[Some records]
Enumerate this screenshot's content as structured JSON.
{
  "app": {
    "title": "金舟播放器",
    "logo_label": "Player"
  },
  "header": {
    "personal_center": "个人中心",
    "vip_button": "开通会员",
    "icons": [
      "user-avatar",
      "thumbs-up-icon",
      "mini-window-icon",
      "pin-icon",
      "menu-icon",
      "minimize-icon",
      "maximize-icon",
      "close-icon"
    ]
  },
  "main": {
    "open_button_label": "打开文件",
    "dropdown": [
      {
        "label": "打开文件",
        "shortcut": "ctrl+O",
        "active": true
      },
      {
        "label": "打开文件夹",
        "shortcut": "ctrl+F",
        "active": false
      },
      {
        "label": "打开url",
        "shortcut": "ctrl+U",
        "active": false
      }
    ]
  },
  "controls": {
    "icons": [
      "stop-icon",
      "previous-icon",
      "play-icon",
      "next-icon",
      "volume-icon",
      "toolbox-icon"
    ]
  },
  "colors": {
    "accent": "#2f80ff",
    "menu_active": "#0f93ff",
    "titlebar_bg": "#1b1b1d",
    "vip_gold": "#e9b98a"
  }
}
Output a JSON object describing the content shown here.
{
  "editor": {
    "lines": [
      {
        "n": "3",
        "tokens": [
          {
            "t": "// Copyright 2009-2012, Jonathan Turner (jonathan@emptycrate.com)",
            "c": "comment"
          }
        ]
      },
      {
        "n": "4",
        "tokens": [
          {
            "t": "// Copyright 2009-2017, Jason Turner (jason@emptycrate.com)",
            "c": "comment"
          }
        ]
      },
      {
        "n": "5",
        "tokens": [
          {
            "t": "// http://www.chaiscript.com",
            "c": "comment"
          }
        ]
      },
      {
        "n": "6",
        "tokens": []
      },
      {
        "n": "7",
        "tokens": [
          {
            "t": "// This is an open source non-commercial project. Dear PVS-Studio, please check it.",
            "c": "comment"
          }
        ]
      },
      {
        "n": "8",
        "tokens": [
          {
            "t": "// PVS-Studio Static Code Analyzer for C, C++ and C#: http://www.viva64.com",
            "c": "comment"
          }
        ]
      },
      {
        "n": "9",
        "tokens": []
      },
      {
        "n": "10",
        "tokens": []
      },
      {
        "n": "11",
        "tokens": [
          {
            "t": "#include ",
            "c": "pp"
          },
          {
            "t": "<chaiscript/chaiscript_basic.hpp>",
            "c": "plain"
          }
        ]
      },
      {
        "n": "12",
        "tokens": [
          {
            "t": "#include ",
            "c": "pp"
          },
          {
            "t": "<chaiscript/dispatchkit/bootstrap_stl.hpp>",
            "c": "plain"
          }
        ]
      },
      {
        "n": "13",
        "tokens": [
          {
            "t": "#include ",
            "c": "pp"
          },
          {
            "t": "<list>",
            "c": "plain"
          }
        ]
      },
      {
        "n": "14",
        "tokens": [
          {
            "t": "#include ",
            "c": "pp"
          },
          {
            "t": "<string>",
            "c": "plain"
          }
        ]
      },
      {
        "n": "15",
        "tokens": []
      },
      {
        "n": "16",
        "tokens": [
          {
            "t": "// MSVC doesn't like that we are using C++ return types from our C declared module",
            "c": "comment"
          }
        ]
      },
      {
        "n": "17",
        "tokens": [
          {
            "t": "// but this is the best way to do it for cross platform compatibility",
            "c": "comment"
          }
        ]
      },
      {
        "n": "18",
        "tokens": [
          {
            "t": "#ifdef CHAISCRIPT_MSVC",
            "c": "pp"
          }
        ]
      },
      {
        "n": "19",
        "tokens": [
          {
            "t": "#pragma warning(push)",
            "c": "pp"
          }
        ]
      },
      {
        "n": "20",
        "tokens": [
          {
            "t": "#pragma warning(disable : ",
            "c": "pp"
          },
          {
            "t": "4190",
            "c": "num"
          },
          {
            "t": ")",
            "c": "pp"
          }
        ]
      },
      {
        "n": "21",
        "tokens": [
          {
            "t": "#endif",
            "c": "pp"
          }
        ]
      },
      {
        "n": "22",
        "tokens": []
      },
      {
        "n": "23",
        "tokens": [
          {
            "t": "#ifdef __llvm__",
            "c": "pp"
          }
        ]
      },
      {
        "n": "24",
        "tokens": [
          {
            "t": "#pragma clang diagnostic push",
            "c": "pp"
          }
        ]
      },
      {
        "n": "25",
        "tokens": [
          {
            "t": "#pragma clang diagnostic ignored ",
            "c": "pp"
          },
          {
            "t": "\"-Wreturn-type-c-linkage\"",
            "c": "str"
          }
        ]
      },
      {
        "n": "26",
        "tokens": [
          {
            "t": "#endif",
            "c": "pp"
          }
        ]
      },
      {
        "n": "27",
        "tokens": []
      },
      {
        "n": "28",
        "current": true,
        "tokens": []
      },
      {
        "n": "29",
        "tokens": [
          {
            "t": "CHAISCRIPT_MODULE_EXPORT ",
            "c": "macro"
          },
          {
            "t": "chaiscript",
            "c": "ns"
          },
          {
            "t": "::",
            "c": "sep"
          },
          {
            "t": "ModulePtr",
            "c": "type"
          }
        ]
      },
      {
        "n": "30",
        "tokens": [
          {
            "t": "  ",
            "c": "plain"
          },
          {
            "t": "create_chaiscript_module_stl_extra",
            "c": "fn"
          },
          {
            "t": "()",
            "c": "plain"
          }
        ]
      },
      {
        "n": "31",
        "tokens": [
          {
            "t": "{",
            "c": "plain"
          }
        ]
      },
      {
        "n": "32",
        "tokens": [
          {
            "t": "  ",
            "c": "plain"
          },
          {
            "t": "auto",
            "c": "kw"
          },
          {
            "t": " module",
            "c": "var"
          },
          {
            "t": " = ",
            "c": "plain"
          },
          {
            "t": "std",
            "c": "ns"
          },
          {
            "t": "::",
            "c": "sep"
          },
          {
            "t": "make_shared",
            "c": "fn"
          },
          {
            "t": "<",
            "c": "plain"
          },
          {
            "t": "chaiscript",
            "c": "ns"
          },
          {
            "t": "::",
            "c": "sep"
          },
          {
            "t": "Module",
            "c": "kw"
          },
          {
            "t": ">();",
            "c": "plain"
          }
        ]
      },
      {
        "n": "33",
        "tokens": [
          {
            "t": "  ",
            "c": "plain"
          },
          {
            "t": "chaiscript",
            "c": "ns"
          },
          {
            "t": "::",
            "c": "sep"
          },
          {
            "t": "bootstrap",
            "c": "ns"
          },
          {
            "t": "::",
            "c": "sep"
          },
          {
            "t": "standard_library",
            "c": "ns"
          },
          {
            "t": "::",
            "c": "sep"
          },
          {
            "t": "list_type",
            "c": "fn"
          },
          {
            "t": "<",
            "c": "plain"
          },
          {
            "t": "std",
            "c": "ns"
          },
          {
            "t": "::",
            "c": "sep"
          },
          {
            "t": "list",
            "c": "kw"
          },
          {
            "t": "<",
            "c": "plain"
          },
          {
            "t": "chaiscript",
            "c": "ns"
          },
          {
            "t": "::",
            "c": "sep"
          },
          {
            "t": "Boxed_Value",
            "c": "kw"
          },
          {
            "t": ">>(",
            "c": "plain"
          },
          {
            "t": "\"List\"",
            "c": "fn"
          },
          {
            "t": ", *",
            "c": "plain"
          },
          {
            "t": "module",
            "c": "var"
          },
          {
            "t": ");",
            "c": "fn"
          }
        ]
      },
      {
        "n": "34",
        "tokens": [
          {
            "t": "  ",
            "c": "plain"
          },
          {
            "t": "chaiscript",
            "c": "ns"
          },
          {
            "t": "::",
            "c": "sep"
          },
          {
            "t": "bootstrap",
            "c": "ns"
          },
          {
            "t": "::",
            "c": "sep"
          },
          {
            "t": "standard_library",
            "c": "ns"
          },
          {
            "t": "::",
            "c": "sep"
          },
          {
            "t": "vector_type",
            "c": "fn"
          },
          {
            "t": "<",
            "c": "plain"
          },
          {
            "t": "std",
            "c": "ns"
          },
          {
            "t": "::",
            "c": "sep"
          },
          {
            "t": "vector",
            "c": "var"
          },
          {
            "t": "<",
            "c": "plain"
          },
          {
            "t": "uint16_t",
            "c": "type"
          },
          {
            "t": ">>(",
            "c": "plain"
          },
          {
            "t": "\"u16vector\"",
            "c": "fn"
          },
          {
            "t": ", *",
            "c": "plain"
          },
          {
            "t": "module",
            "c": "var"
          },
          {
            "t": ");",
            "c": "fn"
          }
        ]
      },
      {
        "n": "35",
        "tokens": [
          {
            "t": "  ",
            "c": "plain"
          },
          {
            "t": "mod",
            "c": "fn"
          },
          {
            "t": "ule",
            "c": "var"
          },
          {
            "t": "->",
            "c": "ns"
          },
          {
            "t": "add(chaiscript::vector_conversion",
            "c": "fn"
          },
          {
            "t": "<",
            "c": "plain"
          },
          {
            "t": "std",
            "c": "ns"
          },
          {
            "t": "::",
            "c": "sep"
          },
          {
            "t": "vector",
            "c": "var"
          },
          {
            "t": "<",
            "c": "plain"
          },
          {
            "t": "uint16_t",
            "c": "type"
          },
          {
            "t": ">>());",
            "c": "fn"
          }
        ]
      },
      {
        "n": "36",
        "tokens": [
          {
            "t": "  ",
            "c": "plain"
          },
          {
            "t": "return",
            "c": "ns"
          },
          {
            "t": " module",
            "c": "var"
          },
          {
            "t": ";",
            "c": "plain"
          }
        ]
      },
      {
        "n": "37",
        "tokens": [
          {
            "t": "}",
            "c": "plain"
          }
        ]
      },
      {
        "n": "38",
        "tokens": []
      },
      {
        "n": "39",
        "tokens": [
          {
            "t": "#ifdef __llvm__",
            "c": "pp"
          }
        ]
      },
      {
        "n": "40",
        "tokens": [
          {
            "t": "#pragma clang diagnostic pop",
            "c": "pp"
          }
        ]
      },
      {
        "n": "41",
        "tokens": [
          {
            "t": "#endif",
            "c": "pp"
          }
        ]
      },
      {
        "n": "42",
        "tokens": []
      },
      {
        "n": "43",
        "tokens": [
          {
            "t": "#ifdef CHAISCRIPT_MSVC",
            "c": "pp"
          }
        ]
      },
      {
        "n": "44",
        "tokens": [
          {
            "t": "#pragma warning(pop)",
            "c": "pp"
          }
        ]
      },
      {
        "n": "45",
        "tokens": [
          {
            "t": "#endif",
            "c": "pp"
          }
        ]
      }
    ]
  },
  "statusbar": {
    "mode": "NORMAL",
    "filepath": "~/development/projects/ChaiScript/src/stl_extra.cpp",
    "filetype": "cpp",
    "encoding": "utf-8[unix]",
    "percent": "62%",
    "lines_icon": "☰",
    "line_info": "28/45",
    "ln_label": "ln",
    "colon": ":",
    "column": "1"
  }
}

> _WORK TO COMPLETE_
Using the material above, state how many lines include the string "warning". Answer with a single number.

> _SOLUTION BELOW_
3